Material for this exercise:
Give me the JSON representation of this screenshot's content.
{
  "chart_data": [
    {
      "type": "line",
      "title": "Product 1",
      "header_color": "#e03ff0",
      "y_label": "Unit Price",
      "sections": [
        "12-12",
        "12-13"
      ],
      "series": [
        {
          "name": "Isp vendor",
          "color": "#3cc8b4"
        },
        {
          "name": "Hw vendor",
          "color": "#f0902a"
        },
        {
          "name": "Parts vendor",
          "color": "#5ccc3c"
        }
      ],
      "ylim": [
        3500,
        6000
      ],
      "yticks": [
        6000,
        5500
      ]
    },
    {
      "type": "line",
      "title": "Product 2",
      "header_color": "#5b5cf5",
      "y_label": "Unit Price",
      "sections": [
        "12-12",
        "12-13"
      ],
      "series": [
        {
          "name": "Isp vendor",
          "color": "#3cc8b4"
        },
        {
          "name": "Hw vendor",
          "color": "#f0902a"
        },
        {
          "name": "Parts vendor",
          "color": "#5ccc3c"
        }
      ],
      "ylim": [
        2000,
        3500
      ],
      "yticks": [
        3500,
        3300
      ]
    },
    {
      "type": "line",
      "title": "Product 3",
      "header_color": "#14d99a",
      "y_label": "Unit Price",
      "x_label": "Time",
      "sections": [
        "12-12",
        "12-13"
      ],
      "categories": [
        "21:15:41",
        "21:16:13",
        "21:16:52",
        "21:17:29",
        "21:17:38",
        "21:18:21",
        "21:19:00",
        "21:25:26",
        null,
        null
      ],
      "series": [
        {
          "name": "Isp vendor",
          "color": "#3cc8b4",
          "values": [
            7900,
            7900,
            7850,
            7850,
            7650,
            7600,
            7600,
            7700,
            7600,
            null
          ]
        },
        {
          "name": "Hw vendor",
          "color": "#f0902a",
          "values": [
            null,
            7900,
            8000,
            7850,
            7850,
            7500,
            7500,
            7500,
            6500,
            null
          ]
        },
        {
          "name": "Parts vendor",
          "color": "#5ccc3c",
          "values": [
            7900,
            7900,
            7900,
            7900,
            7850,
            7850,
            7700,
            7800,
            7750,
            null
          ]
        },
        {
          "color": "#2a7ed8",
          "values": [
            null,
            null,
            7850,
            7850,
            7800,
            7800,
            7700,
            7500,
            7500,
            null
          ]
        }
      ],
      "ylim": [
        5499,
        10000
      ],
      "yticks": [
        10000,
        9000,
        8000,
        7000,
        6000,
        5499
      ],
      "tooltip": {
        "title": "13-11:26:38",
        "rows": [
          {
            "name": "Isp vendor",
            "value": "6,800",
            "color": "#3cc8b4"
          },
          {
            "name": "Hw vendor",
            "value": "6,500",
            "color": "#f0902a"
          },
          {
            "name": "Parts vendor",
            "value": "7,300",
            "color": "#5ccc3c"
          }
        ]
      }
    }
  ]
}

Your task: Return the full listing, character for character.

Answer to the problem:
Give me the JSON representation of this screenshot's content.
{
  "chart_data": [
    {
      "type": "line",
      "title": "Product 1",
      "header_color": "#e03ff0",
      "y_label": "Unit Price",
      "sections": [
        "12-12",
        "12-13"
      ],
      "series": [
        {
          "name": "Isp vendor",
          "color": "#3cc8b4"
        },
        {
          "name": "Hw vendor",
          "color": "#f0902a"
        },
        {
          "name": "Parts vendor",
          "color": "#5ccc3c"
        }
      ],
      "ylim": [
        3500,
        6000
      ],
      "yticks": [
        6000,
        5500
      ]
    },
    {
      "type": "line",
      "title": "Product 2",
      "header_color": "#5b5cf5",
      "y_label": "Unit Price",
      "sections": [
        "12-12",
        "12-13"
      ],
      "series": [
        {
          "name": "Isp vendor",
          "color": "#3cc8b4"
        },
        {
          "name": "Hw vendor",
          "color": "#f0902a"
        },
        {
          "name": "Parts vendor",
          "color": "#5ccc3c"
        }
      ],
      "ylim": [
        2000,
        3500
      ],
      "yticks": [
        3500,
        3300
      ]
    },
    {
      "type": "line",
      "title": "Product 3",
      "header_color": "#14d99a",
      "y_label": "Unit Price",
      "x_label": "Time",
      "sections": [
        "12-12",
        "12-13"
      ],
      "categories": [
        "21:15:41",
        "21:16:13",
        "21:16:52",
        "21:17:29",
        "21:17:38",
        "21:18:21",
        "21:19:00",
        "21:25:26",
        null,
        null
      ],
      "series": [
        {
          "name": "Isp vendor",
          "color": "#3cc8b4",
          "values": [
            7900,
            7900,
            7850,
            7850,
            7650,
            7600,
            7600,
            7700,
            7600,
            null
          ]
        },
        {
          "name": "Hw vendor",
          "color": "#f0902a",
          "values": [
            null,
            7900,
            8000,
            7850,
            7850,
            7500,
            7500,
            7500,
            6500,
            null
          ]
        },
        {
          "name": "Parts vendor",
          "color": "#5ccc3c",
          "values": [
            7900,
            7900,
            7900,
            7900,
            7850,
            7850,
            7700,
            7800,
            7750,
            null
          ]
        },
        {
          "color": "#2a7ed8",
          "values": [
            null,
            null,
            7850,
            7850,
            7800,
            7800,
            7700,
            7500,
            7500,
            null
          ]
        }
      ],
      "ylim": [
        5499,
        10000
      ],
      "yticks": [
        10000,
        9000,
        8000,
        7000,
        6000,
        5499
      ],
      "tooltip": {
        "title": "13-11:26:38",
        "rows": [
          {
            "name": "Isp vendor",
            "value": "6,800",
            "color": "#3cc8b4"
          },
          {
            "name": "Hw vendor",
            "value": "6,500",
            "color": "#f0902a"
          },
          {
            "name": "Parts vendor",
            "value": "7,300",
            "color": "#5ccc3c"
          }
        ]
      }
    }
  ]
}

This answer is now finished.